** START DATA RECORDS **

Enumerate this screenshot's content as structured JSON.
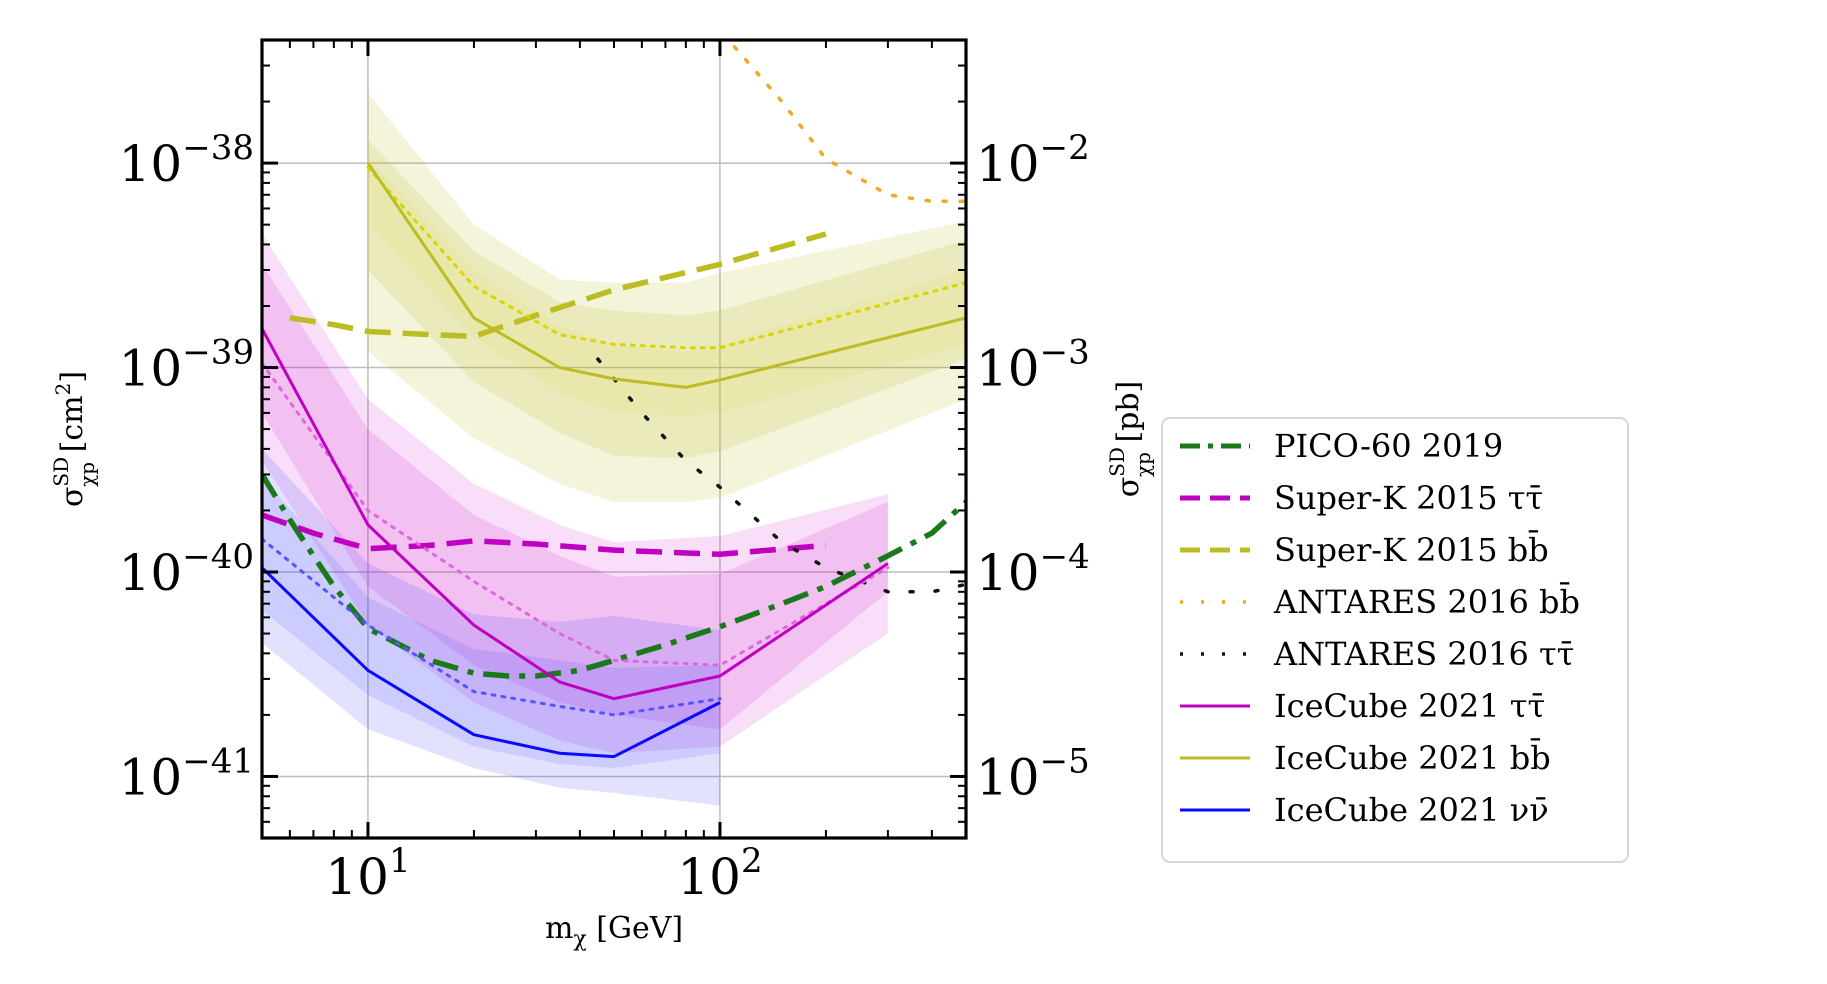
{
  "chart_data": {
    "type": "line",
    "xlabel": "m_χ [GeV]",
    "ylabel_left": "σ_χp^SD [cm²]",
    "ylabel_right": "σ_χp^SD [pb]",
    "xscale": "log",
    "yscale": "log",
    "xlim": [
      5,
      500
    ],
    "ylim": [
      5e-42,
      4e-38
    ],
    "grid": true,
    "legend_position": "right, outside plot",
    "x_ticks": [
      {
        "value": 10,
        "base": "10",
        "exp": "1"
      },
      {
        "value": 100,
        "base": "10",
        "exp": "2"
      }
    ],
    "y_ticks_left": [
      {
        "value": 1e-38,
        "base": "10",
        "exp": "−38"
      },
      {
        "value": 1e-39,
        "base": "10",
        "exp": "−39"
      },
      {
        "value": 1e-40,
        "base": "10",
        "exp": "−40"
      },
      {
        "value": 1e-41,
        "base": "10",
        "exp": "−41"
      }
    ],
    "y_ticks_right": [
      {
        "value": 1e-38,
        "base": "10",
        "exp": "−2"
      },
      {
        "value": 1e-39,
        "base": "10",
        "exp": "−3"
      },
      {
        "value": 1e-40,
        "base": "10",
        "exp": "−4"
      },
      {
        "value": 1e-41,
        "base": "10",
        "exp": "−5"
      }
    ],
    "bands": [
      {
        "color": "#bcbd22",
        "opacity": 0.16,
        "x": [
          10,
          20,
          35,
          50,
          80,
          100,
          500
        ],
        "lower": [
          1.2e-39,
          4.5e-40,
          2.7e-40,
          2.2e-40,
          2.2e-40,
          2.3e-40,
          7e-40
        ],
        "upper": [
          2.2e-38,
          5e-39,
          2.7e-39,
          2.6e-39,
          2.6e-39,
          2.9e-39,
          5.2e-39
        ]
      },
      {
        "color": "#bcbd22",
        "opacity": 0.16,
        "x": [
          10,
          20,
          35,
          50,
          80,
          100,
          500
        ],
        "lower": [
          3e-39,
          8.5e-40,
          4.8e-40,
          3.7e-40,
          3.6e-40,
          3.9e-40,
          1.1e-39
        ],
        "upper": [
          1.3e-38,
          3.7e-39,
          2.1e-39,
          1.9e-39,
          1.8e-39,
          1.9e-39,
          4.2e-39
        ]
      },
      {
        "color": "#d6d600",
        "opacity": 0.08,
        "x": [
          10,
          20,
          35,
          50,
          80,
          100,
          500
        ],
        "lower": [
          5e-39,
          1.4e-39,
          7.5e-40,
          6e-40,
          5.8e-40,
          6e-40,
          1.3e-39
        ],
        "upper": [
          1.05e-38,
          3e-39,
          1.6e-39,
          1.3e-39,
          1.2e-39,
          1.3e-39,
          3e-39
        ]
      },
      {
        "color": "#c800c8",
        "opacity": 0.13,
        "x": [
          5,
          10,
          20,
          35,
          50,
          100,
          300
        ],
        "lower": [
          3.5e-40,
          5.5e-41,
          2.3e-41,
          1.5e-41,
          1.3e-41,
          1.4e-41,
          5e-41
        ],
        "upper": [
          4.5e-39,
          7e-40,
          2.7e-40,
          1.7e-40,
          1.4e-40,
          1.5e-40,
          2.4e-40
        ]
      },
      {
        "color": "#c800c8",
        "opacity": 0.13,
        "x": [
          5,
          10,
          20,
          35,
          50,
          100,
          300
        ],
        "lower": [
          6e-40,
          8.5e-41,
          3.5e-41,
          2.3e-41,
          2e-41,
          1.7e-41,
          8e-41
        ],
        "upper": [
          3.2e-39,
          5e-40,
          1.9e-40,
          1.2e-40,
          9.5e-41,
          9.8e-41,
          2.2e-40
        ]
      },
      {
        "color": "#3232ff",
        "opacity": 0.14,
        "x": [
          5,
          10,
          20,
          35,
          50,
          100
        ],
        "lower": [
          4.5e-41,
          1.7e-41,
          1.1e-41,
          8.8e-42,
          8.3e-42,
          7.2e-42
        ],
        "upper": [
          4e-40,
          1.1e-40,
          6.2e-41,
          5.7e-41,
          6.1e-41,
          5.2e-41
        ]
      },
      {
        "color": "#3232ff",
        "opacity": 0.12,
        "x": [
          5,
          10,
          20,
          35,
          50,
          100
        ],
        "lower": [
          6.5e-41,
          2.5e-41,
          1.4e-41,
          1.15e-41,
          1.1e-41,
          1.3e-41
        ],
        "upper": [
          2.9e-40,
          7.5e-41,
          4.2e-41,
          3.7e-41,
          3.4e-41,
          3.5e-41
        ]
      }
    ],
    "series": [
      {
        "name": "PICO-60 2019",
        "color": "#1a7a1a",
        "style": "dashdot",
        "width": 5.5,
        "legend": true,
        "x": [
          5,
          6,
          7,
          8,
          10,
          15,
          20,
          25,
          30,
          40,
          50,
          70,
          100,
          150,
          200,
          300,
          400,
          500
        ],
        "y": [
          3e-40,
          1.8e-40,
          1.2e-40,
          8.5e-41,
          5.3e-41,
          3.7e-41,
          3.2e-41,
          3.1e-41,
          3.1e-41,
          3.3e-41,
          3.7e-41,
          4.4e-41,
          5.4e-41,
          7e-41,
          8.5e-41,
          1.2e-40,
          1.55e-40,
          2.2e-40
        ]
      },
      {
        "name": "Super-K 2015 ττ̄",
        "color": "#c000c0",
        "style": "dashed",
        "width": 5.5,
        "legend": true,
        "x": [
          5,
          7,
          10,
          15,
          20,
          30,
          50,
          100,
          200
        ],
        "y": [
          1.9e-40,
          1.55e-40,
          1.3e-40,
          1.35e-40,
          1.42e-40,
          1.37e-40,
          1.28e-40,
          1.22e-40,
          1.35e-40
        ]
      },
      {
        "name": "Super-K 2015 bb̄",
        "color": "#bcbd22",
        "style": "dashed",
        "width": 5.5,
        "legend": true,
        "x": [
          6,
          8,
          10,
          15,
          20,
          30,
          50,
          100,
          200
        ],
        "y": [
          1.75e-39,
          1.62e-39,
          1.5e-39,
          1.45e-39,
          1.42e-39,
          1.8e-39,
          2.4e-39,
          3.2e-39,
          4.5e-39
        ]
      },
      {
        "name": "ANTARES 2016 bb̄",
        "color": "#f5a623",
        "style": "dotted-orange",
        "width": 3.5,
        "legend": true,
        "x": [
          110,
          150,
          200,
          300,
          400,
          500
        ],
        "y": [
          3.7e-38,
          2e-38,
          1.05e-38,
          7e-39,
          6.5e-39,
          6.5e-39
        ]
      },
      {
        "name": "ANTARES 2016 ττ̄",
        "color": "#111111",
        "style": "dotted-black",
        "width": 3.5,
        "legend": true,
        "x": [
          45,
          60,
          80,
          100,
          150,
          200,
          300,
          400,
          500
        ],
        "y": [
          1.1e-39,
          6e-40,
          3.5e-40,
          2.6e-40,
          1.4e-40,
          1.05e-40,
          8e-41,
          8e-41,
          8.7e-41
        ]
      },
      {
        "name": "",
        "color": "#e066e0",
        "style": "dotted",
        "width": 3,
        "legend": false,
        "x": [
          5,
          10,
          20,
          35,
          50,
          100,
          300
        ],
        "y": [
          1.05e-39,
          2e-40,
          9e-41,
          5e-41,
          3.7e-41,
          3.5e-41,
          1.05e-40
        ]
      },
      {
        "name": "IceCube 2021 ττ̄",
        "color": "#c000c0",
        "style": "solid",
        "width": 3,
        "legend": true,
        "x": [
          5,
          10,
          20,
          35,
          50,
          100,
          300
        ],
        "y": [
          1.55e-39,
          1.7e-40,
          5.5e-41,
          2.9e-41,
          2.4e-41,
          3.1e-41,
          1.1e-40
        ]
      },
      {
        "name": "",
        "color": "#d6d600",
        "style": "dotted",
        "width": 3,
        "legend": false,
        "x": [
          10,
          20,
          35,
          50,
          80,
          100,
          500
        ],
        "y": [
          9.5e-39,
          2.5e-39,
          1.45e-39,
          1.3e-39,
          1.25e-39,
          1.25e-39,
          2.6e-39
        ]
      },
      {
        "name": "IceCube 2021 bb̄",
        "color": "#bcbd22",
        "style": "solid",
        "width": 3,
        "legend": true,
        "x": [
          10,
          20,
          35,
          50,
          80,
          100,
          500
        ],
        "y": [
          1e-38,
          1.75e-39,
          1e-39,
          8.8e-40,
          8e-40,
          8.7e-40,
          1.75e-39
        ]
      },
      {
        "name": "",
        "color": "#5555ff",
        "style": "dotted",
        "width": 3,
        "legend": false,
        "x": [
          5,
          10,
          20,
          35,
          50,
          100
        ],
        "y": [
          1.45e-40,
          5.5e-41,
          2.6e-41,
          2.2e-41,
          2e-41,
          2.4e-41
        ]
      },
      {
        "name": "IceCube 2021 νν̄",
        "color": "#0a0aff",
        "style": "solid",
        "width": 3,
        "legend": true,
        "x": [
          5,
          10,
          20,
          35,
          50,
          100
        ],
        "y": [
          1.05e-40,
          3.3e-41,
          1.6e-41,
          1.3e-41,
          1.25e-41,
          2.3e-41
        ]
      }
    ]
  }
}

** END DATA RECORDS **

STATED TASK:
In the lines above, find each one with "IceCube" and list it.

WORKED SOLUTION:
        "name": "IceCube 2021 ττ̄",
        "name": "IceCube 2021 bb̄",
        "name": "IceCube 2021 νν̄",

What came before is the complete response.